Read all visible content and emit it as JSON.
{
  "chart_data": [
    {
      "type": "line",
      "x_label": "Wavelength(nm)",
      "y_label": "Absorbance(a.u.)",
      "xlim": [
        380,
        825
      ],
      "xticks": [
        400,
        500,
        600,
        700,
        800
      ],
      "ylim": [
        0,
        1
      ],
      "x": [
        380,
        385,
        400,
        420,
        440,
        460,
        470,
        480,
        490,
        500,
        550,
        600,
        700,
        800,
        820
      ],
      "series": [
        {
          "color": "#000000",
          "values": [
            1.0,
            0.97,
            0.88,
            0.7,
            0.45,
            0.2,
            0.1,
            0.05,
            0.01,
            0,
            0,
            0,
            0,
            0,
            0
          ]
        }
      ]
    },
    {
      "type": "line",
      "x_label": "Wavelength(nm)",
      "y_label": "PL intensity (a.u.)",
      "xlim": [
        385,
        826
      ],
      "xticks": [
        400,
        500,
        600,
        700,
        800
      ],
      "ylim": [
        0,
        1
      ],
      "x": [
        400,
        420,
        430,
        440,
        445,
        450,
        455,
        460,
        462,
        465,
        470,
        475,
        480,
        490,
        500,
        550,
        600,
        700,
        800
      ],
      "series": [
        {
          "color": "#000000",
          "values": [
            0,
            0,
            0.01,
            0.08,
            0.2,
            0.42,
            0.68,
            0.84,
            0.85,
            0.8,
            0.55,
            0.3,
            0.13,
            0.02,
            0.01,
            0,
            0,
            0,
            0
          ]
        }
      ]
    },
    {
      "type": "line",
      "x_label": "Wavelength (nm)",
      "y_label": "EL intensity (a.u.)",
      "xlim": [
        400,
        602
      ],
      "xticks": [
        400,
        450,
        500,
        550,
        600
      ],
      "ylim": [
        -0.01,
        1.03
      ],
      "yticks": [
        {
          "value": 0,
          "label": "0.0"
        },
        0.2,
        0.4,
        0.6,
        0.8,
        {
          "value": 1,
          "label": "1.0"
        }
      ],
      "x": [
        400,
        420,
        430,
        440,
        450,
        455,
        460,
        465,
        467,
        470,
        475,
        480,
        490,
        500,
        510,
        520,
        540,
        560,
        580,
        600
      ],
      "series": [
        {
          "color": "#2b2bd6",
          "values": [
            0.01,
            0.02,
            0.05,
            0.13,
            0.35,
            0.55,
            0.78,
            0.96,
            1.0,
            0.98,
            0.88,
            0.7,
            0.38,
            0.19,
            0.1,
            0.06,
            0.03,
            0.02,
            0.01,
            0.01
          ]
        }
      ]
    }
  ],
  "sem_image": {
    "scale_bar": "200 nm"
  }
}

---

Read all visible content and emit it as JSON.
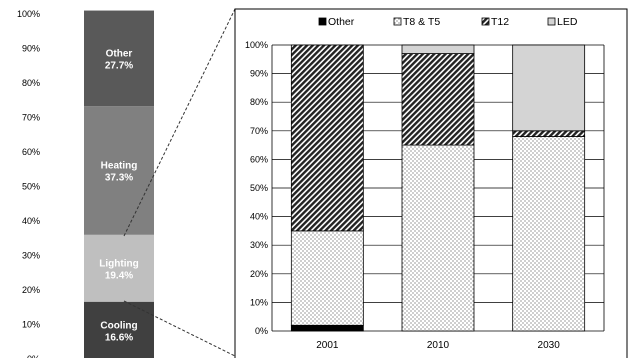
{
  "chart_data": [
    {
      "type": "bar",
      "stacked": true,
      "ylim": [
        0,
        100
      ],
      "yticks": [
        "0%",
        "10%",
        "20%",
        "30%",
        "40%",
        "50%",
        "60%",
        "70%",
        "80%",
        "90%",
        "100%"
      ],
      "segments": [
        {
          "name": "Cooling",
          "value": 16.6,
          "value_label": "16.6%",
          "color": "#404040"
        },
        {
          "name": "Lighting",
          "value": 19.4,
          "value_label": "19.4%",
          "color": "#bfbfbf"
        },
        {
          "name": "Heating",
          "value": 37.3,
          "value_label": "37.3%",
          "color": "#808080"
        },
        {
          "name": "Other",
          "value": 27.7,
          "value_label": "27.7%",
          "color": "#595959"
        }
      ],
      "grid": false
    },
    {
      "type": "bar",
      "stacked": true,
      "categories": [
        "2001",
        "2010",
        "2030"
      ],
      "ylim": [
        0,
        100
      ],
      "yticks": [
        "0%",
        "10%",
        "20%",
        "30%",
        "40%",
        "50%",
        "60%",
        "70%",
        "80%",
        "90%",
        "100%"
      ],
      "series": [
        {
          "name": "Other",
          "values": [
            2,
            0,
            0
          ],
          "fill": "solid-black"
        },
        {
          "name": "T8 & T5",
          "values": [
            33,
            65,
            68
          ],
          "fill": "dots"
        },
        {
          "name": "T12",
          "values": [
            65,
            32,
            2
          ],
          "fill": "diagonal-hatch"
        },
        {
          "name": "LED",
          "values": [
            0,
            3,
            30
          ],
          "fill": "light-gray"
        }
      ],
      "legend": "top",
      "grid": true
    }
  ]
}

> _WHAT YOU SHOULD DO_
Pick out every line holding the string "name" and return it.

> _RESPONSE TO THE EXERCISE_
          "name": "Cooling",
          "name": "Lighting",
          "name": "Heating",
          "name": "Other",
          "name": "Other",
          "name": "T8 & T5",
          "name": "T12",
          "name": "LED",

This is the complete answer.